>> Start
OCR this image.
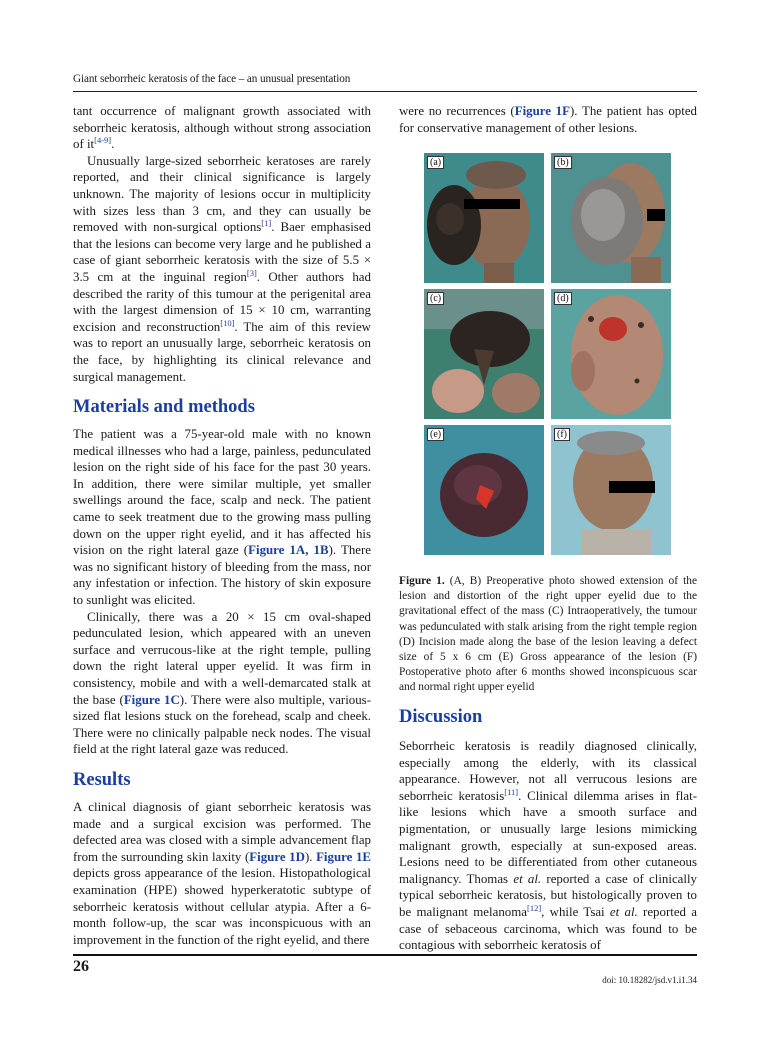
Giant seborrheic keratosis of the face – an unusual presentation

tant occurrence of malignant growth associated with seborrheic keratosis, although without strong association of it[4-9].

Unusually large-sized seborrheic keratoses are rarely reported, and their clinical significance is largely unknown. The majority of lesions occur in multiplicity with sizes less than 3 cm, and they can usually be removed with non-surgical options[1]. Baer emphasised that the lesions can become very large and he published a case of giant seborrheic keratosis with the size of 5.5 × 3.5 cm at the inguinal region[3]. Other authors had described the rarity of this tumour at the perigenital area with the largest dimension of 15 × 10 cm, warranting excision and reconstruction[10]. The aim of this review was to report an unusually large, seborrheic keratosis on the face, by highlighting its clinical relevance and surgical management.

Materials and methods

The patient was a 75-year-old male with no known medical illnesses who had a large, painless, pedunculated lesion on the right side of his face for the past 30 years. In addition, there were similar multiple, yet smaller swellings around the face, scalp and neck. The patient came to seek treatment due to the growing mass pulling down on the upper right eyelid, and it has affected his vision on the right lateral gaze (Figure 1A, 1B). There was no significant history of bleeding from the mass, nor any infestation or infection. The history of skin exposure to sunlight was elicited.

Clinically, there was a 20 × 15 cm oval-shaped pedunculated lesion, which appeared with an uneven surface and verrucous-like at the right temple, pulling down the right lateral upper eyelid. It was firm in consistency, mobile and with a well-demarcated stalk at the base (Figure 1C). There were also multiple, various-sized flat lesions stuck on the forehead, scalp and cheek. There were no clinically palpable neck nodes. The visual field at the right lateral gaze was reduced.

Results

A clinical diagnosis of giant seborrheic keratosis was made and a surgical excision was performed. The defected area was closed with a simple advancement flap from the surrounding skin laxity (Figure 1D). Figure 1E depicts gross appearance of the lesion. Histopathological examination (HPE) showed hyperkeratotic subtype of seborrheic keratosis without cellular atypia. After a 6-month follow-up, the scar was inconspicuous with an improvement in the function of the right eyelid, and there

were no recurrences (Figure 1F). The patient has opted for conservative management of other lesions.

(a)	(b)
(c)	(d)
(e)	(f)
Figure 1. (A, B) Preoperative photo showed extension of the lesion and distortion of the right upper eyelid due to the gravitational effect of the mass (C) Intraoperatively, the tumour was pedunculated with stalk arising from the right temple region (D) Incision made along the base of the lesion leaving a defect size of 5 x 6 cm (E) Gross appearance of the lesion (F) Postoperative photo after 6 months showed inconspicuous scar and normal right upper eyelid
Discussion

Seborrheic keratosis is readily diagnosed clinically, especially among the elderly, with its classical appearance. However, not all verrucous lesions are seborrheic keratosis[11]. Clinical dilemma arises in flat-like lesions which have a smooth surface and pigmentation, or unusually large lesions mimicking malignant growth, especially at sun-exposed areas. Lesions need to be differentiated from other cutaneous malignancy. Thomas et al. reported a case of clinically typical seborrheic keratosis, but histologically proven to be malignant melanoma[12], while Tsai et al. reported a case of sebaceous carcinoma, which was found to be contagious with seborrheic keratosis of

26
doi: 10.18282/jsd.v1.i1.34
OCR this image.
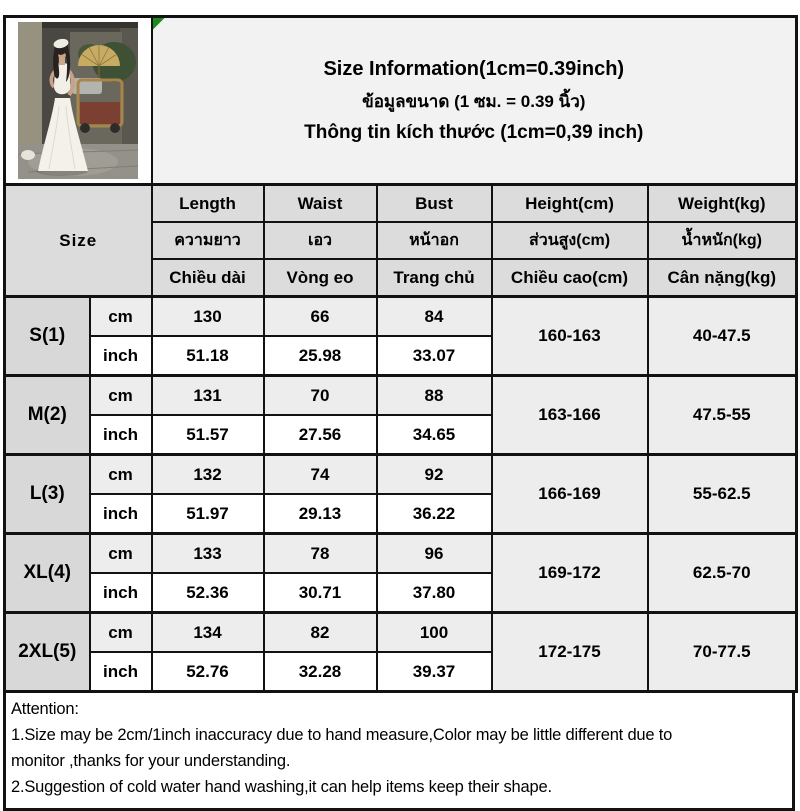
Size Information(1cm=0.39inch)
ข้อมูลขนาด (1 ซม. = 0.39 นิ้ว)
Thông tin kích thước (1cm=0,39 inch)				

Size		Length	Waist	Bust	Height(cm)	Weight(kg)
		ความยาว	เอว	หน้าอก	ส่วนสูง(cm)	น้ำหนัก(kg)
		Chiều dài	Vòng eo	Trang chủ	Chiều cao(cm)	Cân nặng(kg)
S(1)	cm	130	66	84	160-163	40-47.5
	inch	51.18	25.98	33.07		
M(2)	cm	131	70	88	163-166	47.5-55
	inch	51.57	27.56	34.65		
L(3)	cm	132	74	92	166-169	55-62.5
	inch	51.97	29.13	36.22		
XL(4)	cm	133	78	96	169-172	62.5-70
	inch	52.36	30.71	37.80		
2XL(5)	cm	134	82	100	172-175	70-77.5
	inch	52.76	32.28	39.37		
Attention:
1.Size may be 2cm/1inch inaccuracy due to hand measure,Color may be little different due to
monitor ,thanks for your understanding.
2.Suggestion of cold water hand washing,it can help items keep their shape.
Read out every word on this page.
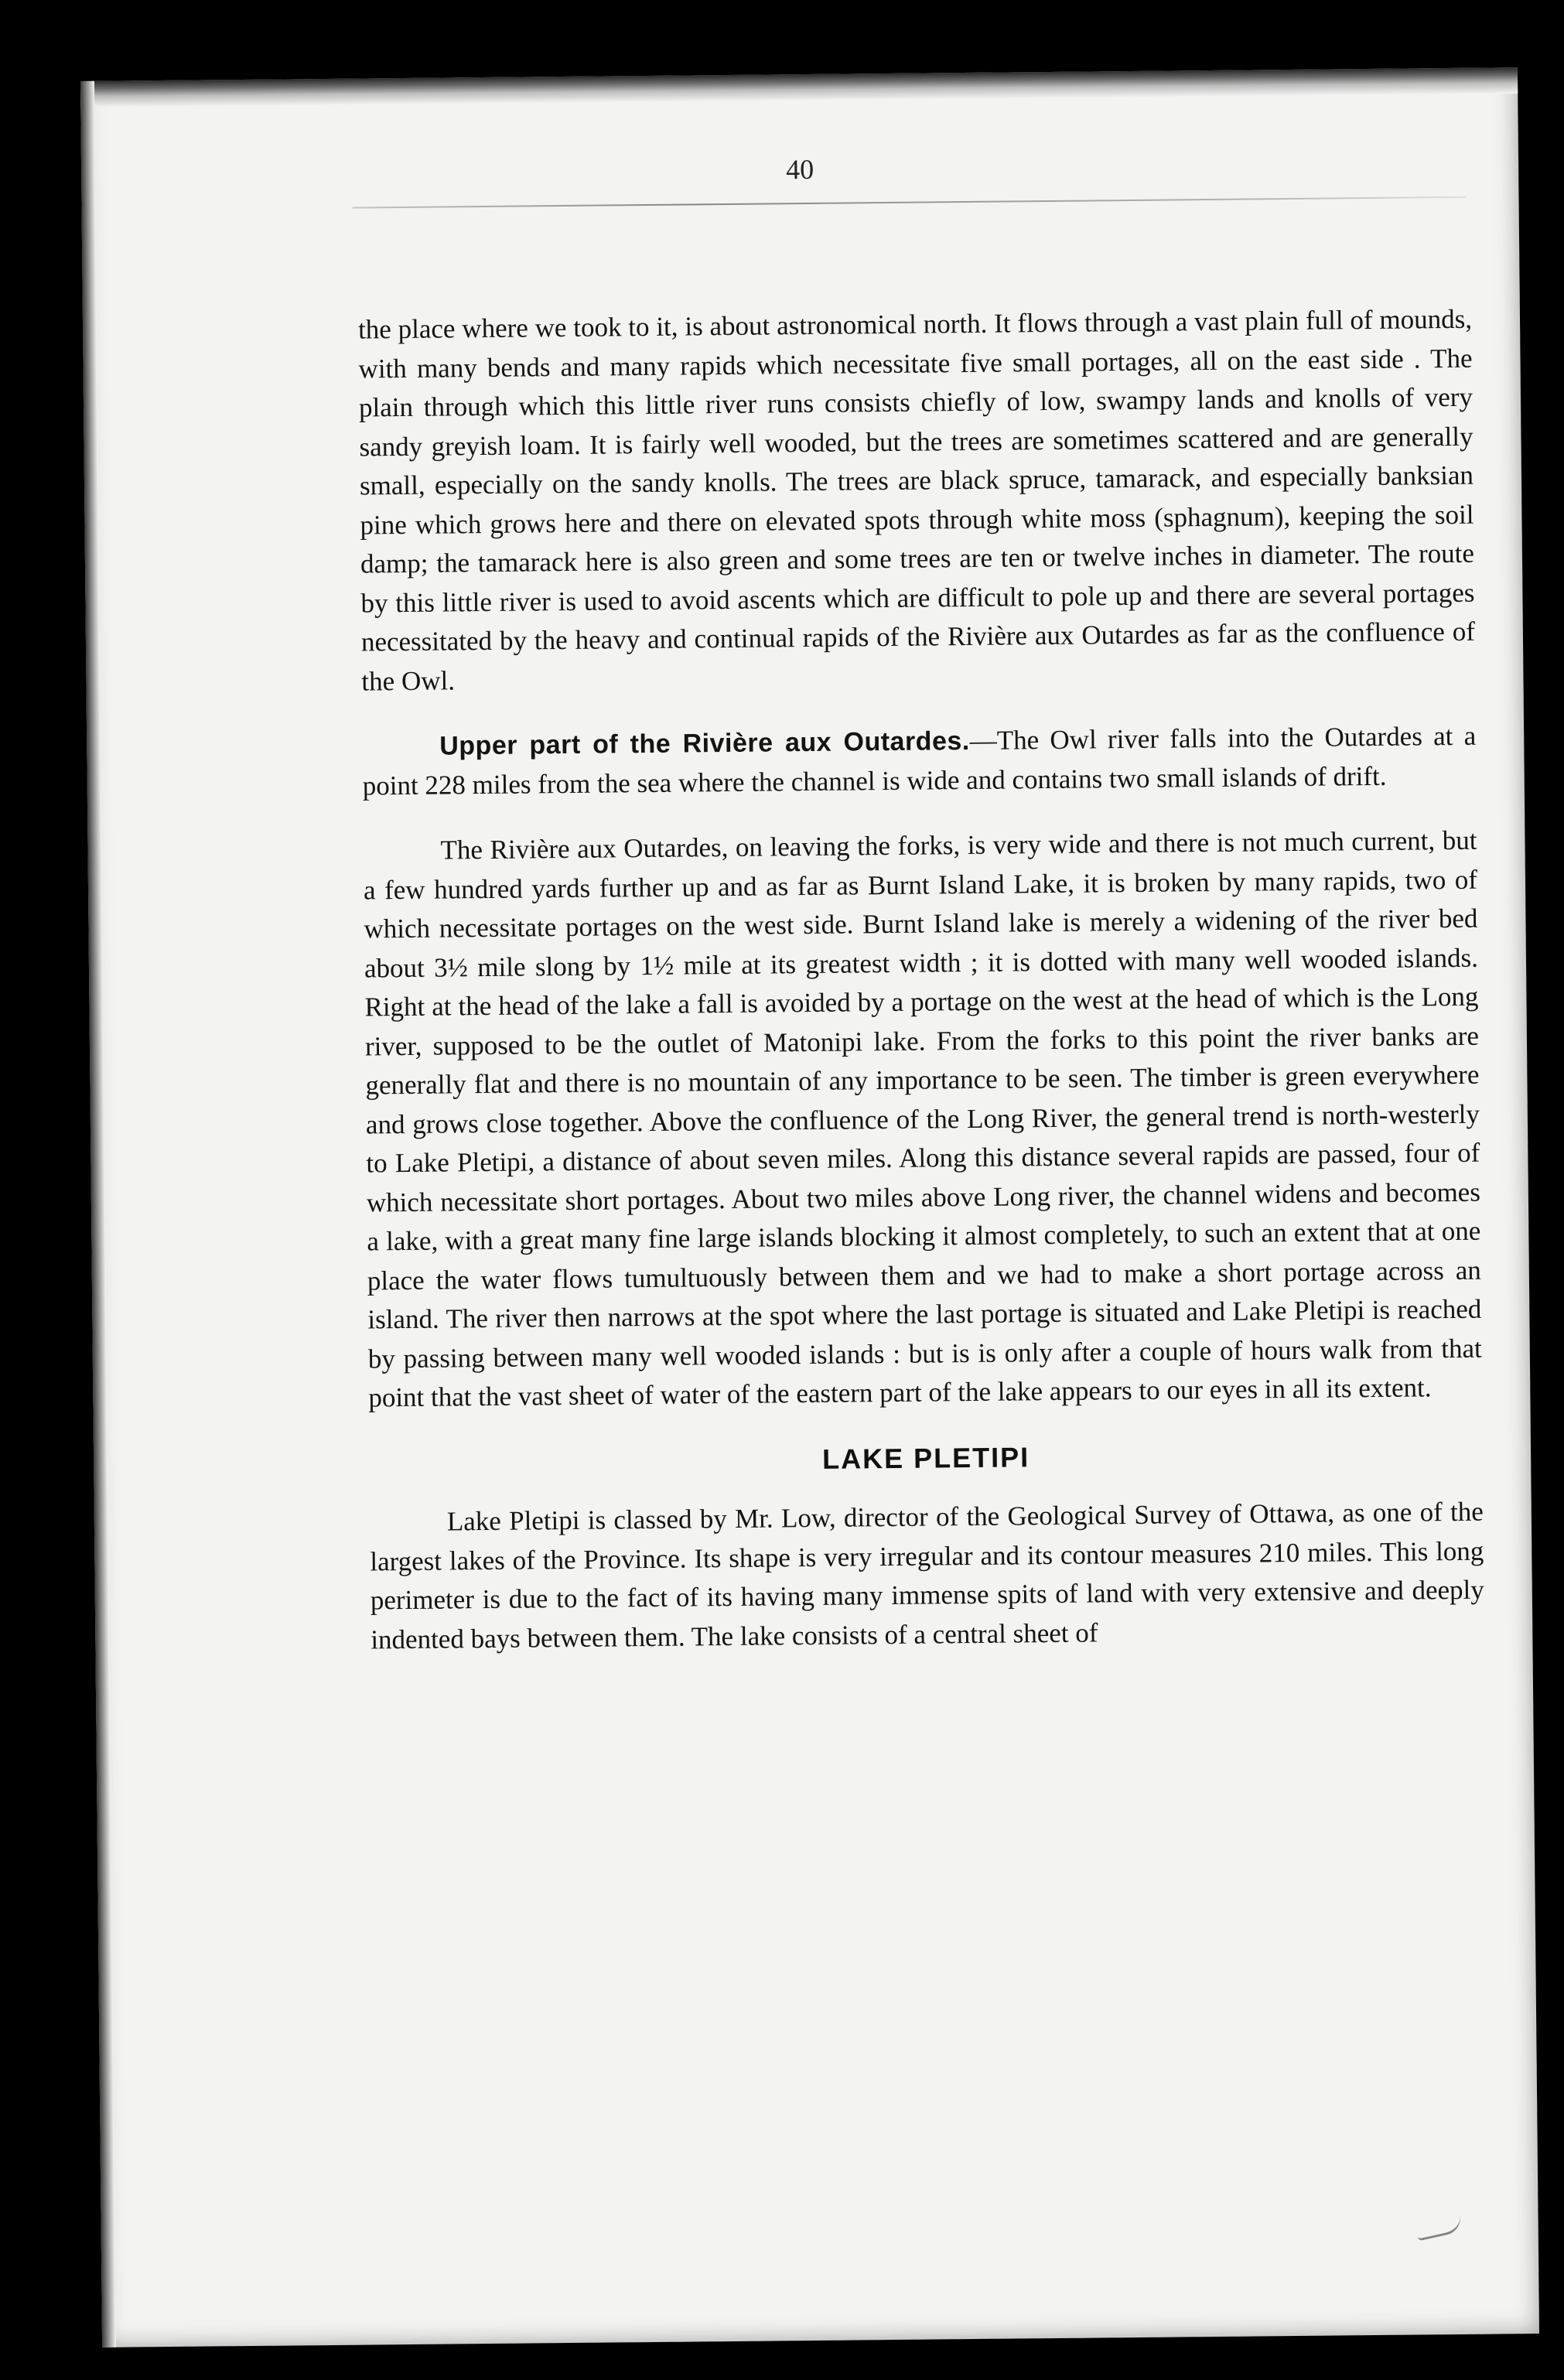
40

the place where we took to it, is about astronomical north. It flows through a vast plain full of mounds, with many bends and many rapids which necessitate five small portages, all on the east side . The plain through which this little river runs consists chiefly of low, swampy lands and knolls of very sandy greyish loam. It is fairly well wooded, but the trees are sometimes scattered and are generally small, especially on the sandy knolls. The trees are black spruce, tamarack, and especially banksian pine which grows here and there on elevated spots through white moss (sphagnum), keeping the soil damp; the tamarack here is also green and some trees are ten or twelve inches in diameter. The route by this little river is used to avoid ascents which are difficult to pole up and there are several portages necessitated by the heavy and continual rapids of the Rivière aux Outardes as far as the confluence of the Owl.

Upper part of the Rivière aux Outardes.—The Owl river falls into the Outardes at a point 228 miles from the sea where the channel is wide and contains two small islands of drift.

The Rivière aux Outardes, on leaving the forks, is very wide and there is not much current, but a few hundred yards further up and as far as Burnt Island Lake, it is broken by many rapids, two of which necessitate portages on the west side. Burnt Island lake is merely a widening of the river bed about 3½ mile slong by 1½ mile at its greatest width ; it is dotted with many well wooded islands. Right at the head of the lake a fall is avoided by a portage on the west at the head of which is the Long river, supposed to be the outlet of Matonipi lake. From the forks to this point the river banks are generally flat and there is no mountain of any importance to be seen. The timber is green everywhere and grows close together. Above the confluence of the Long River, the general trend is north-westerly to Lake Pletipi, a distance of about seven miles. Along this distance several rapids are passed, four of which necessitate short portages. About two miles above Long river, the channel widens and becomes a lake, with a great many fine large islands blocking it almost completely, to such an extent that at one place the water flows tumultuously between them and we had to make a short portage across an island. The river then narrows at the spot where the last portage is situated and Lake Pletipi is reached by passing between many well wooded islands : but is is only after a couple of hours walk from that point that the vast sheet of water of the eastern part of the lake appears to our eyes in all its extent.

LAKE PLETIPI

Lake Pletipi is classed by Mr. Low, director of the Geological Survey of Ottawa, as one of the largest lakes of the Province. Its shape is very irregular and its contour measures 210 miles. This long perimeter is due to the fact of its having many immense spits of land with very extensive and deeply indented bays between them. The lake consists of a central sheet of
>> End
All records above are to be printed exactly, minus the pictures they contain.

OCR this image.
Giant seborrheic keratosis of the face – an unusual presentation

tant occurrence of malignant growth associated with seborrheic keratosis, although without strong association of it[4-9].

Unusually large-sized seborrheic keratoses are rarely reported, and their clinical significance is largely unknown. The majority of lesions occur in multiplicity with sizes less than 3 cm, and they can usually be removed with non-surgical options[1]. Baer emphasised that the lesions can become very large and he published a case of giant seborrheic keratosis with the size of 5.5 × 3.5 cm at the inguinal region[3]. Other authors had described the rarity of this tumour at the perigenital area with the largest dimension of 15 × 10 cm, warranting excision and reconstruction[10]. The aim of this review was to report an unusually large, seborrheic keratosis on the face, by highlighting its clinical relevance and surgical management.

Materials and methods

The patient was a 75-year-old male with no known medical illnesses who had a large, painless, pedunculated lesion on the right side of his face for the past 30 years. In addition, there were similar multiple, yet smaller swellings around the face, scalp and neck. The patient came to seek treatment due to the growing mass pulling down on the upper right eyelid, and it has affected his vision on the right lateral gaze (Figure 1A, 1B). There was no significant history of bleeding from the mass, nor any infestation or infection. The history of skin exposure to sunlight was elicited.

Clinically, there was a 20 × 15 cm oval-shaped pedunculated lesion, which appeared with an uneven surface and verrucous-like at the right temple, pulling down the right lateral upper eyelid. It was firm in consistency, mobile and with a well-demarcated stalk at the base (Figure 1C). There were also multiple, various-sized flat lesions stuck on the forehead, scalp and cheek. There were no clinically palpable neck nodes. The visual field at the right lateral gaze was reduced.

Results

A clinical diagnosis of giant seborrheic keratosis was made and a surgical excision was performed. The defected area was closed with a simple advancement flap from the surrounding skin laxity (Figure 1D). Figure 1E depicts gross appearance of the lesion. Histopathological examination (HPE) showed hyperkeratotic subtype of seborrheic keratosis without cellular atypia. After a 6-month follow-up, the scar was inconspicuous with an improvement in the function of the right eyelid, and there

were no recurrences (Figure 1F). The patient has opted for conservative management of other lesions.

(a)	(b)
(c)	(d)
(e)	(f)
Figure 1. (A, B) Preoperative photo showed extension of the lesion and distortion of the right upper eyelid due to the gravitational effect of the mass (C) Intraoperatively, the tumour was pedunculated with stalk arising from the right temple region (D) Incision made along the base of the lesion leaving a defect size of 5 x 6 cm (E) Gross appearance of the lesion (F) Postoperative photo after 6 months showed inconspicuous scar and normal right upper eyelid
Discussion

Seborrheic keratosis is readily diagnosed clinically, especially among the elderly, with its classical appearance. However, not all verrucous lesions are seborrheic keratosis[11]. Clinical dilemma arises in flat-like lesions which have a smooth surface and pigmentation, or unusually large lesions mimicking malignant growth, especially at sun-exposed areas. Lesions need to be differentiated from other cutaneous malignancy. Thomas et al. reported a case of clinically typical seborrheic keratosis, but histologically proven to be malignant melanoma[12], while Tsai et al. reported a case of sebaceous carcinoma, which was found to be contagious with seborrheic keratosis of

26
doi: 10.18282/jsd.v1.i1.34
OCR this image.
Size Information(1cm=0.39inch)
ข้อมูลขนาด (1 ซม. = 0.39 นิ้ว)
Thông tin kích thước (1cm=0,39 inch)				

Size		Length	Waist	Bust	Height(cm)	Weight(kg)
		ความยาว	เอว	หน้าอก	ส่วนสูง(cm)	น้ำหนัก(kg)
		Chiều dài	Vòng eo	Trang chủ	Chiều cao(cm)	Cân nặng(kg)
S(1)	cm	130	66	84	160-163	40-47.5
	inch	51.18	25.98	33.07		
M(2)	cm	131	70	88	163-166	47.5-55
	inch	51.57	27.56	34.65		
L(3)	cm	132	74	92	166-169	55-62.5
	inch	51.97	29.13	36.22		
XL(4)	cm	133	78	96	169-172	62.5-70
	inch	52.36	30.71	37.80		
2XL(5)	cm	134	82	100	172-175	70-77.5
	inch	52.76	32.28	39.37		
Attention:
1.Size may be 2cm/1inch inaccuracy due to hand measure,Color may be little different due to
monitor ,thanks for your understanding.
2.Suggestion of cold water hand washing,it can help items keep their shape.
Read out every word on this page.
40

the place where we took to it, is about astronomical north. It flows through a vast plain full of mounds, with many bends and many rapids which necessitate five small portages, all on the east side . The plain through which this little river runs consists chiefly of low, swampy lands and knolls of very sandy greyish loam. It is fairly well wooded, but the trees are sometimes scattered and are generally small, especially on the sandy knolls. The trees are black spruce, tamarack, and especially banksian pine which grows here and there on elevated spots through white moss (sphagnum), keeping the soil damp; the tamarack here is also green and some trees are ten or twelve inches in diameter. The route by this little river is used to avoid ascents which are difficult to pole up and there are several portages necessitated by the heavy and continual rapids of the Rivière aux Outardes as far as the confluence of the Owl.

Upper part of the Rivière aux Outardes.—The Owl river falls into the Outardes at a point 228 miles from the sea where the channel is wide and contains two small islands of drift.

The Rivière aux Outardes, on leaving the forks, is very wide and there is not much current, but a few hundred yards further up and as far as Burnt Island Lake, it is broken by many rapids, two of which necessitate portages on the west side. Burnt Island lake is merely a widening of the river bed about 3½ mile slong by 1½ mile at its greatest width ; it is dotted with many well wooded islands. Right at the head of the lake a fall is avoided by a portage on the west at the head of which is the Long river, supposed to be the outlet of Matonipi lake. From the forks to this point the river banks are generally flat and there is no mountain of any importance to be seen. The timber is green everywhere and grows close together. Above the confluence of the Long River, the general trend is north-westerly to Lake Pletipi, a distance of about seven miles. Along this distance several rapids are passed, four of which necessitate short portages. About two miles above Long river, the channel widens and becomes a lake, with a great many fine large islands blocking it almost completely, to such an extent that at one place the water flows tumultuously between them and we had to make a short portage across an island. The river then narrows at the spot where the last portage is situated and Lake Pletipi is reached by passing between many well wooded islands : but is is only after a couple of hours walk from that point that the vast sheet of water of the eastern part of the lake appears to our eyes in all its extent.

LAKE PLETIPI

Lake Pletipi is classed by Mr. Low, director of the Geological Survey of Ottawa, as one of the largest lakes of the Province. Its shape is very irregular and its contour measures 210 miles. This long perimeter is due to the fact of its having many immense spits of land with very extensive and deeply indented bays between them. The lake consists of a central sheet of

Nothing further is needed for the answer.